What the task asks: Tally the lines below that contain the word "text", and give only that number.

Records to process:

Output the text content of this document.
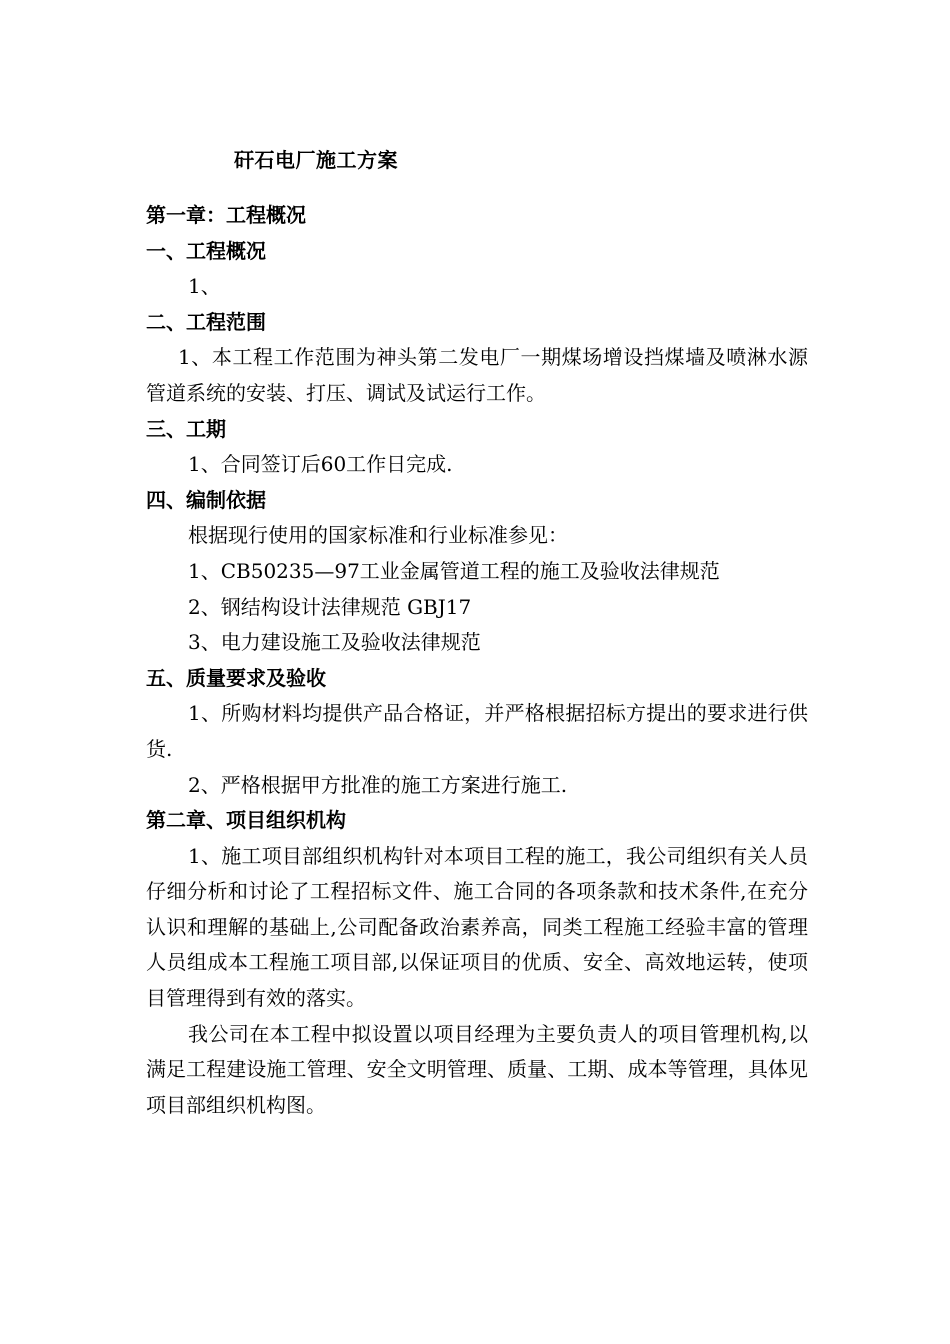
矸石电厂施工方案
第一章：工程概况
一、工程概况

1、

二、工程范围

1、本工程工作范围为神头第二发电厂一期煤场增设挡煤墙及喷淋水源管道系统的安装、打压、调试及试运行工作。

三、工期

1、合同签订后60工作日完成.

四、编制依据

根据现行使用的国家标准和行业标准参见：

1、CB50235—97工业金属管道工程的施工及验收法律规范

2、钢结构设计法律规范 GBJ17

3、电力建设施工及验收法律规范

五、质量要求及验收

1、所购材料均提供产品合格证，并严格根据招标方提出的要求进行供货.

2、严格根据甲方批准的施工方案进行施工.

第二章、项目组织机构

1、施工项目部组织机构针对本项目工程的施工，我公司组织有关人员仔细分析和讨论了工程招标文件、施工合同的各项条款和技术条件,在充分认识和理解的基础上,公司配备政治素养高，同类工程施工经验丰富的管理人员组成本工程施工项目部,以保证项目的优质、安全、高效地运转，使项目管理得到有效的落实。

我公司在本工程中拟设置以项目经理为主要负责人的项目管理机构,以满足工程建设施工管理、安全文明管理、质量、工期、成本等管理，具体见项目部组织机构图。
==
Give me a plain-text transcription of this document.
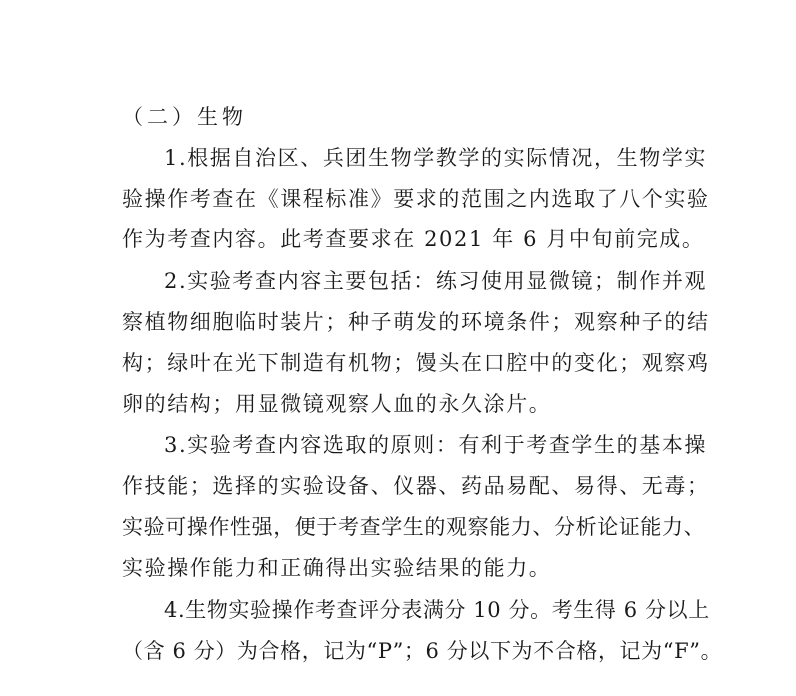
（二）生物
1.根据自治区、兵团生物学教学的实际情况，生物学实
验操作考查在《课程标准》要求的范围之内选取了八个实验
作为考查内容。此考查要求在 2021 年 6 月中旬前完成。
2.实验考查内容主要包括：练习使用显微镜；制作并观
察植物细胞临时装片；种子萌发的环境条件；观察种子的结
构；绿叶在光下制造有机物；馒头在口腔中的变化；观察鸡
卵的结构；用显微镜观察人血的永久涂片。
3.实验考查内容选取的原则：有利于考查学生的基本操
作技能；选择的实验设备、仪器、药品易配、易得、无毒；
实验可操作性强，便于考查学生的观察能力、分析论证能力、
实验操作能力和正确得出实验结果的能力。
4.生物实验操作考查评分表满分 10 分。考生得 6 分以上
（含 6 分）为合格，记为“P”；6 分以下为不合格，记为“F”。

Solution to this exercise: 2